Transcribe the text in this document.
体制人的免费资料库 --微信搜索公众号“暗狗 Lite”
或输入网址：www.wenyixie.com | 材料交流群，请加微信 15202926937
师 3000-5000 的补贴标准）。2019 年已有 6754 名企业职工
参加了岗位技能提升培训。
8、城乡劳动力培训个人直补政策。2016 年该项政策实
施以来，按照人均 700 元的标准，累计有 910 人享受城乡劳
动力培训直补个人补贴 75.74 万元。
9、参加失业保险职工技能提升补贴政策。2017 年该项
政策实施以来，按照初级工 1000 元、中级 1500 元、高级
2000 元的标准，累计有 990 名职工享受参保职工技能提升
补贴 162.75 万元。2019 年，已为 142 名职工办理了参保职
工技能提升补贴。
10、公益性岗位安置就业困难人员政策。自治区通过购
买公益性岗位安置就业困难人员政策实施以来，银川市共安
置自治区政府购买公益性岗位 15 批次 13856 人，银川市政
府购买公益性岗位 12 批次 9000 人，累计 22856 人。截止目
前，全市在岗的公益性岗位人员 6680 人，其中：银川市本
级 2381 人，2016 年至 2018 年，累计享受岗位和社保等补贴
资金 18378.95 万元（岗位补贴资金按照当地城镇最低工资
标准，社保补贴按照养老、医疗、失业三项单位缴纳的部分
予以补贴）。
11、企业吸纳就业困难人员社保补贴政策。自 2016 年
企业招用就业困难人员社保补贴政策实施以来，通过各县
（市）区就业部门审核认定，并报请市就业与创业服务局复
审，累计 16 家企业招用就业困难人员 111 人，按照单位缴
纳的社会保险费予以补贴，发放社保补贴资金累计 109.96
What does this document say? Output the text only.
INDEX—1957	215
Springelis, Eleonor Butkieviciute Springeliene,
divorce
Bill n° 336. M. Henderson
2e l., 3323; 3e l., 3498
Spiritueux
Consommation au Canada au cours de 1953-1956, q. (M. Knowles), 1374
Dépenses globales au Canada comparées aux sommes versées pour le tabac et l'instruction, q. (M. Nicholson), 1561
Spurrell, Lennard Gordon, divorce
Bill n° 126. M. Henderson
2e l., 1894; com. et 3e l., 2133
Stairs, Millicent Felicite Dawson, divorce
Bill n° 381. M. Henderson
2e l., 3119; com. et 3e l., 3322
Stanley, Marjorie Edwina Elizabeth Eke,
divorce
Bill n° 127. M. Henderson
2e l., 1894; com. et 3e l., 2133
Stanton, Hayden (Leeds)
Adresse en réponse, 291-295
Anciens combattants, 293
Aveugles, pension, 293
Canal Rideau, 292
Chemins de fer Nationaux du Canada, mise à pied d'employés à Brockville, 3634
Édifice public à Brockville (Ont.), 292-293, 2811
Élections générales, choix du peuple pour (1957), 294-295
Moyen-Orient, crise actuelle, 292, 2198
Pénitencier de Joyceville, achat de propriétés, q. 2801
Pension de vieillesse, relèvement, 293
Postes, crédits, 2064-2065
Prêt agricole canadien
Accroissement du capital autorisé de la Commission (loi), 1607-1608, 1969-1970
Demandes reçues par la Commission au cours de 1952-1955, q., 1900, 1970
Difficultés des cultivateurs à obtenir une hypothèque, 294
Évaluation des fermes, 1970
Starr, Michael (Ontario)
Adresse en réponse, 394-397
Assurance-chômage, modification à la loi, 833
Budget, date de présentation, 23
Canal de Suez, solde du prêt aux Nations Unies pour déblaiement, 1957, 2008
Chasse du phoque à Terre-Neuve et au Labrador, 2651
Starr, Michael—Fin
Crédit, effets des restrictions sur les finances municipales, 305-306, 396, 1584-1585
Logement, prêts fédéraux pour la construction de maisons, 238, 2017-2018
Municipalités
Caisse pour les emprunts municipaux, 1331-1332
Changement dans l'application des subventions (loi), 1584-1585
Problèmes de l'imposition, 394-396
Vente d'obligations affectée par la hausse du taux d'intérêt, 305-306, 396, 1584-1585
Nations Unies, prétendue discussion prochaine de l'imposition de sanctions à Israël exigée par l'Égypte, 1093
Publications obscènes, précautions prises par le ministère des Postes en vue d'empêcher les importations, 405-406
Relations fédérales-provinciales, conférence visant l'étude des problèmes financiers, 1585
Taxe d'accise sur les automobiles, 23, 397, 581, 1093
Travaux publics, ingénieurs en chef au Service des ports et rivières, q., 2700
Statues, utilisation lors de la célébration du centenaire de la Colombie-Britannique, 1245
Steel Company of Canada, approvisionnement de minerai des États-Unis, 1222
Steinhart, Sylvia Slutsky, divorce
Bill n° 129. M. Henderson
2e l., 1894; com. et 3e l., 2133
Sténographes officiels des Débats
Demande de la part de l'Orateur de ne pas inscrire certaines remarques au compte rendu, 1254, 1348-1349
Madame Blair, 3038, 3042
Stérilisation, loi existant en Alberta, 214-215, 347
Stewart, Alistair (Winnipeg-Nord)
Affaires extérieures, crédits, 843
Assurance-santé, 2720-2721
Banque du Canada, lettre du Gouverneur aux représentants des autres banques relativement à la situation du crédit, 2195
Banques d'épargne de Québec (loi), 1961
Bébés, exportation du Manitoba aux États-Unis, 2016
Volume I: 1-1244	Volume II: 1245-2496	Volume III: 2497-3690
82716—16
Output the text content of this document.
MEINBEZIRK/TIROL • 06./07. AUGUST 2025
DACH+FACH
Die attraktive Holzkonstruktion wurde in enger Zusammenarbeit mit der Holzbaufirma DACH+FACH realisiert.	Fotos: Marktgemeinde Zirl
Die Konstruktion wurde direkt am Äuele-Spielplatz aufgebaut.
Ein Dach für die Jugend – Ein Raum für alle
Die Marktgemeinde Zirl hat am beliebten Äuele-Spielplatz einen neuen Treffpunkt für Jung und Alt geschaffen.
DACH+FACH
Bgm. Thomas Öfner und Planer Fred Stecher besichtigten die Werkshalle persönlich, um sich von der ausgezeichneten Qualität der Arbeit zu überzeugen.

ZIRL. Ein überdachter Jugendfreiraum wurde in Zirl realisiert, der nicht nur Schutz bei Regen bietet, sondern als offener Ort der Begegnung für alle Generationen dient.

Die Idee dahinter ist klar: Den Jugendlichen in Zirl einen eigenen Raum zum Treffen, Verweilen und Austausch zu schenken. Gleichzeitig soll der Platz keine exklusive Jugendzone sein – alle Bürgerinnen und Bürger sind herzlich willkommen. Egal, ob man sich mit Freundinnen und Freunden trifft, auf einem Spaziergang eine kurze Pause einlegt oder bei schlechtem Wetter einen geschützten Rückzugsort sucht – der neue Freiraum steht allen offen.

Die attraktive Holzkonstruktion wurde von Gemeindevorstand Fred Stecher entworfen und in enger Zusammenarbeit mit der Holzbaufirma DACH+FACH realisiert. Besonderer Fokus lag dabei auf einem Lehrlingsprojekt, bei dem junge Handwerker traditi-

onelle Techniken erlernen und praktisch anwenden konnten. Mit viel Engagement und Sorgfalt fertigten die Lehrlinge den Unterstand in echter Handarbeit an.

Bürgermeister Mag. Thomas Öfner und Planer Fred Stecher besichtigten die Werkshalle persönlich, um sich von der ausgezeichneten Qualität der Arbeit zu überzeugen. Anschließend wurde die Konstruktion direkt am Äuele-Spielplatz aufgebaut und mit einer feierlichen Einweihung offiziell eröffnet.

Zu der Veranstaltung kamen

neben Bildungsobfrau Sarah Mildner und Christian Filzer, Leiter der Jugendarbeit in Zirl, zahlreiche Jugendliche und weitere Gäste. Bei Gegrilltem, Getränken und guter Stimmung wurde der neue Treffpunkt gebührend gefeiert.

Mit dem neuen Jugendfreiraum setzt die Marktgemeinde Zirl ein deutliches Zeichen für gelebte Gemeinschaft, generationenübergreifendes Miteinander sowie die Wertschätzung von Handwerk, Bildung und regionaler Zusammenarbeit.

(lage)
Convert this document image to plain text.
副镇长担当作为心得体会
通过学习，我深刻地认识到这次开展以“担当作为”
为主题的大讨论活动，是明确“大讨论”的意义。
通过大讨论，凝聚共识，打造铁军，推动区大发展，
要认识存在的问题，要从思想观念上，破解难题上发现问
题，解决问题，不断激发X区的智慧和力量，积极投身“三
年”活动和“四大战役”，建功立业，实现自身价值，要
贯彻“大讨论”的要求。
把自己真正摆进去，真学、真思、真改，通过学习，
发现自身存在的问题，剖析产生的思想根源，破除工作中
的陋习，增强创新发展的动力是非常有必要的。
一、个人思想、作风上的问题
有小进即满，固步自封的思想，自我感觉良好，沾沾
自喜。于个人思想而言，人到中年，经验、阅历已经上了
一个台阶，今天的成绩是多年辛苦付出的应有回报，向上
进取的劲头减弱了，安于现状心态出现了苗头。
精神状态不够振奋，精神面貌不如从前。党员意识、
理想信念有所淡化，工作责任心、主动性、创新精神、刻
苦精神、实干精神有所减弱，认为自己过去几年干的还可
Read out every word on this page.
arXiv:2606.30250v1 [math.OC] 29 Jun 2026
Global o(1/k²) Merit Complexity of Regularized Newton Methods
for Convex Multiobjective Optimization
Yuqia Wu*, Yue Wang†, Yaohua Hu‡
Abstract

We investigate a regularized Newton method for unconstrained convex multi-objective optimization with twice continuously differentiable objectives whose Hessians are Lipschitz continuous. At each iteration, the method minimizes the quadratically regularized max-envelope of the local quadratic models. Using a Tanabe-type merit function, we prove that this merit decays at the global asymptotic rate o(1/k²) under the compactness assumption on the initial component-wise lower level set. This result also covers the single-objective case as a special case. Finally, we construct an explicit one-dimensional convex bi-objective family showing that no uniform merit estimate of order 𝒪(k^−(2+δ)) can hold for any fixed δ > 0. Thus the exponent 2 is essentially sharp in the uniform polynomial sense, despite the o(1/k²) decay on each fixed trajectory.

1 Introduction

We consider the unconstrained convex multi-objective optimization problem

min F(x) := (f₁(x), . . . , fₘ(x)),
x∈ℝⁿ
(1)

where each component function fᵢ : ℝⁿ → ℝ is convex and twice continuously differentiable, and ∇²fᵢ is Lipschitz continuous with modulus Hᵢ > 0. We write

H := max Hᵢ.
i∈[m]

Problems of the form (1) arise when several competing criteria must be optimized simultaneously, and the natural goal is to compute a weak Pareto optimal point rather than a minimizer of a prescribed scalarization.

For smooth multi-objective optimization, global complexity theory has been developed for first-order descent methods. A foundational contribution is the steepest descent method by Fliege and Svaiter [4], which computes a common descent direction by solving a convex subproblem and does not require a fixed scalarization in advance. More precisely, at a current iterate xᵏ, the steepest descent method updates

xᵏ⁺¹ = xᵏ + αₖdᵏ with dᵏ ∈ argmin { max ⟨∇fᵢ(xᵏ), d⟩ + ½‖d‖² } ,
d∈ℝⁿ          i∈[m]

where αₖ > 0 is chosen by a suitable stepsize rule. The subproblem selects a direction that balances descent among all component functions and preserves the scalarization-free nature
□ □ □ □ □
_EXERCISE AIM_.
Go through the entries above and pull out each line with "Starr" in it.

_SOLUTION TO THE PROBLEM_.
Starr, Michael (Ontario)
Starr, Michael—Fin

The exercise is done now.